* _List of tasks_:
**a)** According to the Elizabeth Jacobs text, which people did she study in the 1930s?
**b)** Repeat, word for word, the part of the Elizabeth Jacobs text that opens with the words containing "- Born: Elizabeth" and closes with "retirement in 1975.".

* _Given passage_:
- Born: Elizabeth Louise Derr 1903 Heron, Montana
- Died: May 21, 1983 (aged 79–80)
- Education: University of Washington
- Occupation: Anthropologist
- Known for: Nehalem Tillamook culture
- Spouse: Melville Jacobs

= Elizabeth Jacobs (anthropologist) =

American anthropologist

Elizabeth Derr Jacobs (1903 – May 21, 1983) was an anthropologist specializing in the native cultures of the Pacific Northwest. She is known particularly for her work on the Nehalem Tillamook, the northernmost subgroup of the Tillamook, whom she studied in the 1930s. She then turned away from anthropology to pursue a career as a psychotherapist, returning to anthropology after her retirement in 1975.

== Life and work ==
Born in 1903 as Elizabeth Louise Derr in Heron, Montana, she grew up near Clark Fork, Idaho and earned a bachelor's degree in English from the University of Washington in Seattle in 1930. With a new focus on pre-med, she took two courses before changing her mind again. Hoping to become a psychiatrist, she attended the University of Minnesota Medical School in Duluth in 1932–1933, before her funds ran out, which caused her to leave her university studies entirely. She returned to Seattle and to her University of Washington anthropologist-husband Melville Jacobs, whom she had married on January 3, 1931. The couple were members of the Communist Party USA until the mid-1940s.

* _Material supplied_:
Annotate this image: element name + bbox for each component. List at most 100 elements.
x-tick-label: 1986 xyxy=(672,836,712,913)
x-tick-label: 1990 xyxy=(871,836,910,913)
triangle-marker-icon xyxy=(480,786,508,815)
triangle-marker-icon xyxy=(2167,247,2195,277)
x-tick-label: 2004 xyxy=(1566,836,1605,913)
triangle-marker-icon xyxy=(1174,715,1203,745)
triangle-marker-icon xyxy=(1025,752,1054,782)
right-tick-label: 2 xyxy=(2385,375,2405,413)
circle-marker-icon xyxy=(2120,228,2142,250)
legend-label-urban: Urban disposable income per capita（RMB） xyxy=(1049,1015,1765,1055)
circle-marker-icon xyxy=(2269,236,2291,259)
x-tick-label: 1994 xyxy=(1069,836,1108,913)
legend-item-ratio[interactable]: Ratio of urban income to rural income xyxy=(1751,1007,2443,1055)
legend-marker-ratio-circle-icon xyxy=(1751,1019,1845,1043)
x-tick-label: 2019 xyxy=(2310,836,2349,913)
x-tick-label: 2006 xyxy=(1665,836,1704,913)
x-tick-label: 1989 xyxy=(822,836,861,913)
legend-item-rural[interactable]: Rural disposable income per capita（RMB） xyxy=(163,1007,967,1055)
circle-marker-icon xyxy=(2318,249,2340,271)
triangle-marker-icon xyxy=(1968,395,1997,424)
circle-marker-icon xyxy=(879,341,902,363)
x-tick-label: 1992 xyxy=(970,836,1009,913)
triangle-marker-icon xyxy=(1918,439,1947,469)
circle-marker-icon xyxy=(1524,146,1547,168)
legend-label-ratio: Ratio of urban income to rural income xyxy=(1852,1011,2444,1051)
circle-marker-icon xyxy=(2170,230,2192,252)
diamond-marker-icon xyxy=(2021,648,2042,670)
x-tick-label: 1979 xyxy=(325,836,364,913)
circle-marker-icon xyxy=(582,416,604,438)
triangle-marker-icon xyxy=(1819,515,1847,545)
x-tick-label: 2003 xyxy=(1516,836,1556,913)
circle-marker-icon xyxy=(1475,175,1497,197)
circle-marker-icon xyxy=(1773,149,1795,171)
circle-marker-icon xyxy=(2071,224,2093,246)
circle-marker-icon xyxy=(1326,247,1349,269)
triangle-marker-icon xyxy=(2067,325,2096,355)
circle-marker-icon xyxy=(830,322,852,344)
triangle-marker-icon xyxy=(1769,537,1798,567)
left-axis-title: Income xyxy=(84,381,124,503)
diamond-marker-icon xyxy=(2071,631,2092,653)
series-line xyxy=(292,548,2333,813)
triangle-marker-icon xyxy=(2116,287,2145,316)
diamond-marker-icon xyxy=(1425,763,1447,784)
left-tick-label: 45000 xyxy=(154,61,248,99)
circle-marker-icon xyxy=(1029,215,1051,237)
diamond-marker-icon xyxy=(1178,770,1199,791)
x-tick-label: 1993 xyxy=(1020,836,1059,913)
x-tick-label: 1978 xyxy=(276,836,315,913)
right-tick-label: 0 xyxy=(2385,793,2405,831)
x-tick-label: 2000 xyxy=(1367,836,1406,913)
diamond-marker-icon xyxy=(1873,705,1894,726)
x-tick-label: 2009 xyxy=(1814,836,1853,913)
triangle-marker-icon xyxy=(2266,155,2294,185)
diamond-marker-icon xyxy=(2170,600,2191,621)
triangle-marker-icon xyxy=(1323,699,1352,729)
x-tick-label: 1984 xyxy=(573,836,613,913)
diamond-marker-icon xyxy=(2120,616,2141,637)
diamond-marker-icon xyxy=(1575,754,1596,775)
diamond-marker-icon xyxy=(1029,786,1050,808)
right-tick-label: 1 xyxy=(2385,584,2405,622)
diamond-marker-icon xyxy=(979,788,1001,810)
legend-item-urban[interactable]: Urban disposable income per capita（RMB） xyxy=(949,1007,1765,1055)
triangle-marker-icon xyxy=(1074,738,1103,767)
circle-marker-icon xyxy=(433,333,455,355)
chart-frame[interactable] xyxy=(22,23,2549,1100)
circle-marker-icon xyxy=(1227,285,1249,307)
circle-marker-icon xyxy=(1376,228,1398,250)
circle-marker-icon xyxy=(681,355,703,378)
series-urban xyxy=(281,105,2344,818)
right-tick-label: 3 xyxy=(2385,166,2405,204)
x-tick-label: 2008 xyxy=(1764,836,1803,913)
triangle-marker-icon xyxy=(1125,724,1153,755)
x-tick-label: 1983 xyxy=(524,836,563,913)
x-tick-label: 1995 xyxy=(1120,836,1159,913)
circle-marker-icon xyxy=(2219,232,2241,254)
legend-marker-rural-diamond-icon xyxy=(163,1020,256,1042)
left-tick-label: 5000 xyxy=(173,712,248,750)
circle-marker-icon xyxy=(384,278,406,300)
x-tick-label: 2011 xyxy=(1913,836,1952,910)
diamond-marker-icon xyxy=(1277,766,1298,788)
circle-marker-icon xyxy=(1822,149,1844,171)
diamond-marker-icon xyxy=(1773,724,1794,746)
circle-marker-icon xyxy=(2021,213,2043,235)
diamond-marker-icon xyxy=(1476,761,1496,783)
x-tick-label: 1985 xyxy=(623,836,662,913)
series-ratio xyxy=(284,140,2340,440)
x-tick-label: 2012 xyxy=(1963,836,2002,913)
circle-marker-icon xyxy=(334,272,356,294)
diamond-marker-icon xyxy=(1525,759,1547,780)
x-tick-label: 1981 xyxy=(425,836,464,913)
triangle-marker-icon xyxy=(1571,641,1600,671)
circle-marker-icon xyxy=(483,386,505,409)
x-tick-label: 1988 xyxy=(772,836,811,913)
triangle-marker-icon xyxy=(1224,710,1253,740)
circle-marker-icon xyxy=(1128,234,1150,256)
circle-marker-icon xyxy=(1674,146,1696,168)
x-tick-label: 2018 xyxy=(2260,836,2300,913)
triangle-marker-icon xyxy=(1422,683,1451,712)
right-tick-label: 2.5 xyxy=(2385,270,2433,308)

* _Answers by item number_:
**a)** The Nehalem Tillamook, the northernmost subgroup of the Tillamook.

**b)**
- Born: Elizabeth Louise Derr 1903 Heron, Montana
- Died: May 21, 1983 (aged 79–80)
- Education: University of Washington
- Occupation: Anthropologist
- Known for: Nehalem Tillamook culture
- Spouse: Melville Jacobs

= Elizabeth Jacobs (anthropologist) =

American anthropologist

Elizabeth Derr Jacobs (1903 – May 21, 1983) was an anthropologist specializing in the native cultures of the Pacific Northwest. She is known particularly for her work on the Nehalem Tillamook, the northernmost subgroup of the Tillamook, whom she studied in the 1930s. She then turned away from anthropology to pursue a career as a psychotherapist, returning to anthropology after her retirement in 1975.